* [Stated goal]
Gather all lines with "Beese" from the records.

* [Data provided]

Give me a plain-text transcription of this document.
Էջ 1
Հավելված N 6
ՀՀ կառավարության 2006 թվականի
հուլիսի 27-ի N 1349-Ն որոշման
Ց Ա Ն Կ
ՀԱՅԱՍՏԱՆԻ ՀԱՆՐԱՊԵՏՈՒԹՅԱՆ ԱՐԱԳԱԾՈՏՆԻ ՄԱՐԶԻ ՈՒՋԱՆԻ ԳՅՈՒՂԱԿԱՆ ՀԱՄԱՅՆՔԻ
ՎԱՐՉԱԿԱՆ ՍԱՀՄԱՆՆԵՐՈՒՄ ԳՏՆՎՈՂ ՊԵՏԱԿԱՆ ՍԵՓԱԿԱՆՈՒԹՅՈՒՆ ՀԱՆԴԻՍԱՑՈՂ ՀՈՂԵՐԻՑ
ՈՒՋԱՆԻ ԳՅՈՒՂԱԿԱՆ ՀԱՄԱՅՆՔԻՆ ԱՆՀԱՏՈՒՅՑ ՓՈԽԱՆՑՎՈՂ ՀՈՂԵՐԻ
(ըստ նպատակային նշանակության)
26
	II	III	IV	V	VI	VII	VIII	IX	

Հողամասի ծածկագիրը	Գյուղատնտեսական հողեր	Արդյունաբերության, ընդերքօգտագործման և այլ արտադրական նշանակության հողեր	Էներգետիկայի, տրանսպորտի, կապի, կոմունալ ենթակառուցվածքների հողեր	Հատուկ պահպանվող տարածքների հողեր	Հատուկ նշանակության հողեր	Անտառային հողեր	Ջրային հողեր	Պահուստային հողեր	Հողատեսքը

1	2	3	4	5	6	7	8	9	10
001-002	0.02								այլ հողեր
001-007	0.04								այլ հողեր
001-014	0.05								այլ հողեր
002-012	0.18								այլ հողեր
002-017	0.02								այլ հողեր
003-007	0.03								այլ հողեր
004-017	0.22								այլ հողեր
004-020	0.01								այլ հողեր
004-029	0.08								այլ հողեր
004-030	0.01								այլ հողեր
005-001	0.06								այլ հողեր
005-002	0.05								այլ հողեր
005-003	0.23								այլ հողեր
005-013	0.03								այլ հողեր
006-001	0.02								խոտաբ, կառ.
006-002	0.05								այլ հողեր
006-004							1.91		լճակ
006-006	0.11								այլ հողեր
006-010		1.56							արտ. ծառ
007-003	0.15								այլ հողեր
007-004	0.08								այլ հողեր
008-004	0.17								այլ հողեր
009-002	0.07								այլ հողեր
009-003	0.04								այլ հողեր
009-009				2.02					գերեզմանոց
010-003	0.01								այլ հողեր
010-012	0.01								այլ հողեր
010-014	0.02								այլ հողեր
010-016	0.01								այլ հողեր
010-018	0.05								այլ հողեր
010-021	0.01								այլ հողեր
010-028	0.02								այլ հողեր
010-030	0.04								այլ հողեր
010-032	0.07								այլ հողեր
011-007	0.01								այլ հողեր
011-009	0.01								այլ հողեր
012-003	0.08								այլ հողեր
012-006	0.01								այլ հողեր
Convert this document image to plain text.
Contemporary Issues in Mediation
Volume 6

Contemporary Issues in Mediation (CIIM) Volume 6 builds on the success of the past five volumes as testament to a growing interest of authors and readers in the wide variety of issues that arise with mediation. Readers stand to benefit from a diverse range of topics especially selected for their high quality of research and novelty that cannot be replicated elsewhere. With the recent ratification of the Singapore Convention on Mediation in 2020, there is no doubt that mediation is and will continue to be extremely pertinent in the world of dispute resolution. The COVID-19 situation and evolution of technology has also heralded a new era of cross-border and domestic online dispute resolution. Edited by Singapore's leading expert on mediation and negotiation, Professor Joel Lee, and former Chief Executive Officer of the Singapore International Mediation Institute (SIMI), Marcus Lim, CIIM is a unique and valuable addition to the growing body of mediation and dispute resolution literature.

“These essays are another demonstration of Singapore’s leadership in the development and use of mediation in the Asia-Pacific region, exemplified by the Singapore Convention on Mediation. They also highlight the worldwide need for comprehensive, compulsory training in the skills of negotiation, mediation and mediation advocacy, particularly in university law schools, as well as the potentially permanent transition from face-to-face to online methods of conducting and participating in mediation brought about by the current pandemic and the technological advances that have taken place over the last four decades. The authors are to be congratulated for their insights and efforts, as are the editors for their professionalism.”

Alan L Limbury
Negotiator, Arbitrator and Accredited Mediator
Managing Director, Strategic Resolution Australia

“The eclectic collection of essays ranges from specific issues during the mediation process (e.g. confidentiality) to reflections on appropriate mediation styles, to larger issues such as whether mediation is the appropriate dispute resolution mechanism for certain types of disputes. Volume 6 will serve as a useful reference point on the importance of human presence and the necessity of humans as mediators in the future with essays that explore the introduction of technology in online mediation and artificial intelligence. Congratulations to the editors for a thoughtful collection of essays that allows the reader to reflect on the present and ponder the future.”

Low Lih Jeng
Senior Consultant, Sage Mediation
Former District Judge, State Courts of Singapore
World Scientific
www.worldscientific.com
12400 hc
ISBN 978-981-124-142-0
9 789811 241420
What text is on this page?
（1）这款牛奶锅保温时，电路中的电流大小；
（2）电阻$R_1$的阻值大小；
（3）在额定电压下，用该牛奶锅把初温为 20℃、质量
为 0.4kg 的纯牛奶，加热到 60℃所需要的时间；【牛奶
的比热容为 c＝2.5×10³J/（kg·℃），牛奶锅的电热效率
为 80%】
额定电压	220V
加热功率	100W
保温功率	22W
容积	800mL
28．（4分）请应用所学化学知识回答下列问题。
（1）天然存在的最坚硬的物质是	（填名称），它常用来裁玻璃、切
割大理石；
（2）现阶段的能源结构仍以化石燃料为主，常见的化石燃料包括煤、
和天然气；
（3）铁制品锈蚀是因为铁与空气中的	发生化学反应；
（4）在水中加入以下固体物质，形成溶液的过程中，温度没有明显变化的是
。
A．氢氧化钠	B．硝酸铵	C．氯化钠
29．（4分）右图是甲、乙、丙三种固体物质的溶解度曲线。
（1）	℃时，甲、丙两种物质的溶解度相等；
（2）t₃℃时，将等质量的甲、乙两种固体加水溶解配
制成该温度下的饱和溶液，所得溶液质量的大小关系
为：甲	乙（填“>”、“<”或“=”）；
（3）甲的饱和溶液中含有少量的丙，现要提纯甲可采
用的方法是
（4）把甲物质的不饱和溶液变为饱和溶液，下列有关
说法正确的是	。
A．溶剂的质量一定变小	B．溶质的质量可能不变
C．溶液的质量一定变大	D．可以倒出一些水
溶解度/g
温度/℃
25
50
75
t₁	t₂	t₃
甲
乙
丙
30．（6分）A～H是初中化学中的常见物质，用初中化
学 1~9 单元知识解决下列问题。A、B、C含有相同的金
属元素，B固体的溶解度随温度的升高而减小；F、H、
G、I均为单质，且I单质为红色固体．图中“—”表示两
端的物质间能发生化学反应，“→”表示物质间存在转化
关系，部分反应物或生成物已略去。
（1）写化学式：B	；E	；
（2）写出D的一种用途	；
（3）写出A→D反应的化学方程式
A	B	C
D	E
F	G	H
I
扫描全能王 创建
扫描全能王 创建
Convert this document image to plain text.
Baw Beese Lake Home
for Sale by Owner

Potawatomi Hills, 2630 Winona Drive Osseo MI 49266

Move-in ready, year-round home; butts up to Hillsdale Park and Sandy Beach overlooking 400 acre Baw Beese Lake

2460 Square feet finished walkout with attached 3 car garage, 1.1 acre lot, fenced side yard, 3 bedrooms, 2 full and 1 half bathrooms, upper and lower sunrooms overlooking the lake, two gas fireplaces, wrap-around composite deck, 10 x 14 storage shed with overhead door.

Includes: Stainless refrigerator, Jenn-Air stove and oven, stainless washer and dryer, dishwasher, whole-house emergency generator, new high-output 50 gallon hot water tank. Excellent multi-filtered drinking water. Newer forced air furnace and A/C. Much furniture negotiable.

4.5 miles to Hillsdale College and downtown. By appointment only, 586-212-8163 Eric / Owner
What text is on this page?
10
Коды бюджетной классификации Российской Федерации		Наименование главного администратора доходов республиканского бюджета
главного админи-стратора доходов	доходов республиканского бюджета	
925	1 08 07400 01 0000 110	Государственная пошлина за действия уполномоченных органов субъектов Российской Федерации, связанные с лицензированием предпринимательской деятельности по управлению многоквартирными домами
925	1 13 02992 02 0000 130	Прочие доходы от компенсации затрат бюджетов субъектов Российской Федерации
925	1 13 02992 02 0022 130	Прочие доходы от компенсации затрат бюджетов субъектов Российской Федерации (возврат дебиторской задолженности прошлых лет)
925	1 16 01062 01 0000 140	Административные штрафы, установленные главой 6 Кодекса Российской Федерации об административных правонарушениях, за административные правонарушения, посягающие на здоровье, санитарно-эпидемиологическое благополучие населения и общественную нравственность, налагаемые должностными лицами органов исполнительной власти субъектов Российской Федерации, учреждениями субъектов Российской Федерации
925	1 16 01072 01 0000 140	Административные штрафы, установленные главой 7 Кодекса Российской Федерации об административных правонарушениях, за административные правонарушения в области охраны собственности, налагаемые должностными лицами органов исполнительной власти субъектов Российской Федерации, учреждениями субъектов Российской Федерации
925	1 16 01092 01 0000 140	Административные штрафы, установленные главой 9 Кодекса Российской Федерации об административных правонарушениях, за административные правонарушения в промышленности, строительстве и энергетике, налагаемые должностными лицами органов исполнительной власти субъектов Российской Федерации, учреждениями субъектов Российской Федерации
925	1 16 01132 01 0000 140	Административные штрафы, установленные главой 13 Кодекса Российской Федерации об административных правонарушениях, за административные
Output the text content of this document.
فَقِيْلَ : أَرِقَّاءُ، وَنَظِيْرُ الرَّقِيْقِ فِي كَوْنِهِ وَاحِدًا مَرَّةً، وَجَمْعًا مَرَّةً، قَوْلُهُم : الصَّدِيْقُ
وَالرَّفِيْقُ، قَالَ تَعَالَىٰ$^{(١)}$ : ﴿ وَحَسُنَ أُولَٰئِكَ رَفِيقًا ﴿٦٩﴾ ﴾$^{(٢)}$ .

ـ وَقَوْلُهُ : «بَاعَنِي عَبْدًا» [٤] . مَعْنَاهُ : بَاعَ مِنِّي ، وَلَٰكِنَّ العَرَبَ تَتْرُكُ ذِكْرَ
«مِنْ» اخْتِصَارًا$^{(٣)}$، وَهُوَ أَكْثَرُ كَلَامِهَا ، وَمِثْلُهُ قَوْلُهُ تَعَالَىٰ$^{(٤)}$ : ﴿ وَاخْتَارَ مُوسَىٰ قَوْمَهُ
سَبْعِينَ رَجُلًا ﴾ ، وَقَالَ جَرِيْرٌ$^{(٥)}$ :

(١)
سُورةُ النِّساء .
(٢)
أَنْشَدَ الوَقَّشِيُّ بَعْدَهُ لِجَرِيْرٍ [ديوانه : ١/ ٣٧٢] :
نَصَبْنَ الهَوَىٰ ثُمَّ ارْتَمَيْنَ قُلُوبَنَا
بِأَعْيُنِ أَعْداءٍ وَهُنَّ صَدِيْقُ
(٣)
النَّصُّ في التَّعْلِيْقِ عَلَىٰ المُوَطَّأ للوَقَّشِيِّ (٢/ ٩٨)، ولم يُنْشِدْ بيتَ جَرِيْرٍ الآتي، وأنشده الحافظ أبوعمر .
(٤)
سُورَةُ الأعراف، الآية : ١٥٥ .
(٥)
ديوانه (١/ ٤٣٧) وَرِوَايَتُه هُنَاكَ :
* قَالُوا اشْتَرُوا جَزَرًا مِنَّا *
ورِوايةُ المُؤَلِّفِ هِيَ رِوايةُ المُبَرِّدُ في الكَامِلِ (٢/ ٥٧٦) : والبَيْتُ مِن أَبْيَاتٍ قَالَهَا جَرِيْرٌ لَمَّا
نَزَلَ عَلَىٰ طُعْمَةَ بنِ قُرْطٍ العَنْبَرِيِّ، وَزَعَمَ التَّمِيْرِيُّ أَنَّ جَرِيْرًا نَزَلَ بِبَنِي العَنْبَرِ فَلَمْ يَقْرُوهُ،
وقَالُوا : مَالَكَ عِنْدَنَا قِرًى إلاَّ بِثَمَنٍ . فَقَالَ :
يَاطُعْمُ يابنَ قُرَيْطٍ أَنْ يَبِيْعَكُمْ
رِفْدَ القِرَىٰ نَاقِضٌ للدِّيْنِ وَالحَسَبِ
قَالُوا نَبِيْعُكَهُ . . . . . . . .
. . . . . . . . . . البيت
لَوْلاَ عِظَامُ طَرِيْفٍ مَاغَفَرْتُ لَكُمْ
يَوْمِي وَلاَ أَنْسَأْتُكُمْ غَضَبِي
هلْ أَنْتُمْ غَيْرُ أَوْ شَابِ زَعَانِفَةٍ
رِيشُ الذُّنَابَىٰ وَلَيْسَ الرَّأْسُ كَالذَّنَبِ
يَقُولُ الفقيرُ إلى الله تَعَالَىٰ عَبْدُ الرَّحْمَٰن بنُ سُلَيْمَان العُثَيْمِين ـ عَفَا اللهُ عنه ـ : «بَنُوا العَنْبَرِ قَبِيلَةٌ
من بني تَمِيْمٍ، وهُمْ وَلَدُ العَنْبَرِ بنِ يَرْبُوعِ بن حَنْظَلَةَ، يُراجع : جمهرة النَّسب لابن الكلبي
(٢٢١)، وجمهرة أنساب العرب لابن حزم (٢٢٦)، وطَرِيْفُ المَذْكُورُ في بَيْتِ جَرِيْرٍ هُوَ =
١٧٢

* [Exercise solution]
Baw Beese Lake Home
Move-in ready, year-round home; butts up to Hillsdale Park and Sandy Beach overlooking 400 acre Baw Beese Lake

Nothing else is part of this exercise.